[Saved data entries]
## BEGIN

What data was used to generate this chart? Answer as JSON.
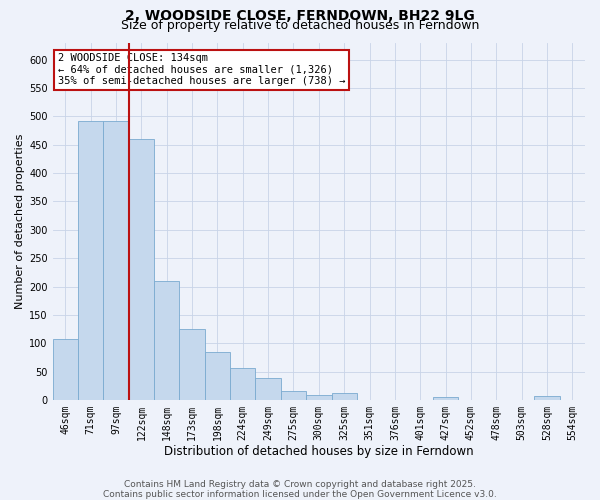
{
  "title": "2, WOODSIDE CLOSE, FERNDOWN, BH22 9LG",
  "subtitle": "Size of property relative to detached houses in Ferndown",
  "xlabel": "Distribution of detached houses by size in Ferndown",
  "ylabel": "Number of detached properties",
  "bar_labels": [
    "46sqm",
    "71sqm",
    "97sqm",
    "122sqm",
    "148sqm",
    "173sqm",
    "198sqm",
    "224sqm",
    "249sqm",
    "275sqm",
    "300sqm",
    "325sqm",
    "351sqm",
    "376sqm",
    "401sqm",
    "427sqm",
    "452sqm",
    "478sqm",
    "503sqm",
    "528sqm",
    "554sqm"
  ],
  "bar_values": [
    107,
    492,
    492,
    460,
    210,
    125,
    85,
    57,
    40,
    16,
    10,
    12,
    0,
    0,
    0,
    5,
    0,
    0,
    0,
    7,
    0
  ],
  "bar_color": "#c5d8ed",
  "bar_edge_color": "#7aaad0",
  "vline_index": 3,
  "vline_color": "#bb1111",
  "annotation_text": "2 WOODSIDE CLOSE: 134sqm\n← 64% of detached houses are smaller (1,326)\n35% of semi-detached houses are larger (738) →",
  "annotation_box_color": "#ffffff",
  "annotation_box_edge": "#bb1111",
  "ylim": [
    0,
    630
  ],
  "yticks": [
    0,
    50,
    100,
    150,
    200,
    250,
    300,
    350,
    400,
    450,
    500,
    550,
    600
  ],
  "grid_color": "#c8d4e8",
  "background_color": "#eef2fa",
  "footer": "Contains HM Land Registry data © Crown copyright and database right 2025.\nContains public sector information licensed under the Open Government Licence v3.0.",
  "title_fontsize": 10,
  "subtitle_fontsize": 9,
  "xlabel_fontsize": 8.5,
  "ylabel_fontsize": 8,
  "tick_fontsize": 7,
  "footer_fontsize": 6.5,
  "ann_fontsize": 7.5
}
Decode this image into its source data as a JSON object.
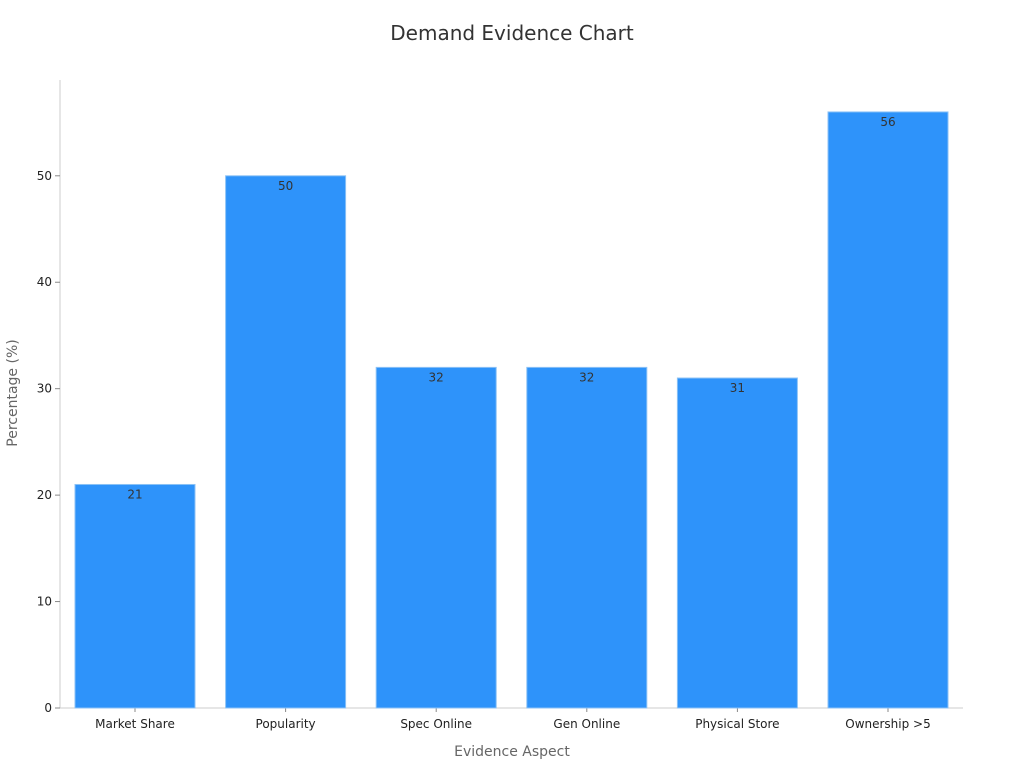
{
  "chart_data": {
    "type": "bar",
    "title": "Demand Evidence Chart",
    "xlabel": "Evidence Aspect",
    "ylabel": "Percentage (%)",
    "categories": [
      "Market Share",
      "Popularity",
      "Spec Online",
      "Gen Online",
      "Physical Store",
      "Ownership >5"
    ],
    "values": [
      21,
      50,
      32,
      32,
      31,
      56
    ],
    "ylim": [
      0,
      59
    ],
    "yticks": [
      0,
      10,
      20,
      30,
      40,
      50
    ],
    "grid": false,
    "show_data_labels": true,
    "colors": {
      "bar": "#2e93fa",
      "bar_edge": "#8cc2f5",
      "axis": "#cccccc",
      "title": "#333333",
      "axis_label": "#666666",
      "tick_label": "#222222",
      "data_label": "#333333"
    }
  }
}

## END

▶ **What you need to do**
Every entry above should be duplicated exactly. Do not include the images.

▶ **Correct answer**
What data was used to generate this chart? Answer as JSON.
{
  "title": "2, WOODSIDE CLOSE, FERNDOWN, BH22 9LG",
  "subtitle": "Size of property relative to detached houses in Ferndown",
  "xlabel": "Distribution of detached houses by size in Ferndown",
  "ylabel": "Number of detached properties",
  "bar_labels": [
    "46sqm",
    "71sqm",
    "97sqm",
    "122sqm",
    "148sqm",
    "173sqm",
    "198sqm",
    "224sqm",
    "249sqm",
    "275sqm",
    "300sqm",
    "325sqm",
    "351sqm",
    "376sqm",
    "401sqm",
    "427sqm",
    "452sqm",
    "478sqm",
    "503sqm",
    "528sqm",
    "554sqm"
  ],
  "bar_values": [
    107,
    492,
    492,
    460,
    210,
    125,
    85,
    57,
    40,
    16,
    10,
    12,
    0,
    0,
    0,
    5,
    0,
    0,
    0,
    7,
    0
  ],
  "bar_color": "#c5d8ed",
  "bar_edge_color": "#7aaad0",
  "vline_index": 3,
  "vline_color": "#bb1111",
  "annotation_text": "2 WOODSIDE CLOSE: 134sqm\n← 64% of detached houses are smaller (1,326)\n35% of semi-detached houses are larger (738) →",
  "annotation_box_color": "#ffffff",
  "annotation_box_edge": "#bb1111",
  "ylim": [
    0,
    630
  ],
  "yticks": [
    0,
    50,
    100,
    150,
    200,
    250,
    300,
    350,
    400,
    450,
    500,
    550,
    600
  ],
  "grid_color": "#c8d4e8",
  "background_color": "#eef2fa",
  "footer": "Contains HM Land Registry data © Crown copyright and database right 2025.\nContains public sector information licensed under the Open Government Licence v3.0.",
  "title_fontsize": 10,
  "subtitle_fontsize": 9,
  "xlabel_fontsize": 8.5,
  "ylabel_fontsize": 8,
  "tick_fontsize": 7,
  "footer_fontsize": 6.5,
  "ann_fontsize": 7.5
}
Decode this image into its source data as a JSON object.
{
  "chart_data": {
    "type": "bar",
    "title": "Demand Evidence Chart",
    "xlabel": "Evidence Aspect",
    "ylabel": "Percentage (%)",
    "categories": [
      "Market Share",
      "Popularity",
      "Spec Online",
      "Gen Online",
      "Physical Store",
      "Ownership >5"
    ],
    "values": [
      21,
      50,
      32,
      32,
      31,
      56
    ],
    "ylim": [
      0,
      59
    ],
    "yticks": [
      0,
      10,
      20,
      30,
      40,
      50
    ],
    "grid": false,
    "show_data_labels": true,
    "colors": {
      "bar": "#2e93fa",
      "bar_edge": "#8cc2f5",
      "axis": "#cccccc",
      "title": "#333333",
      "axis_label": "#666666",
      "tick_label": "#222222",
      "data_label": "#333333"
    }
  }
}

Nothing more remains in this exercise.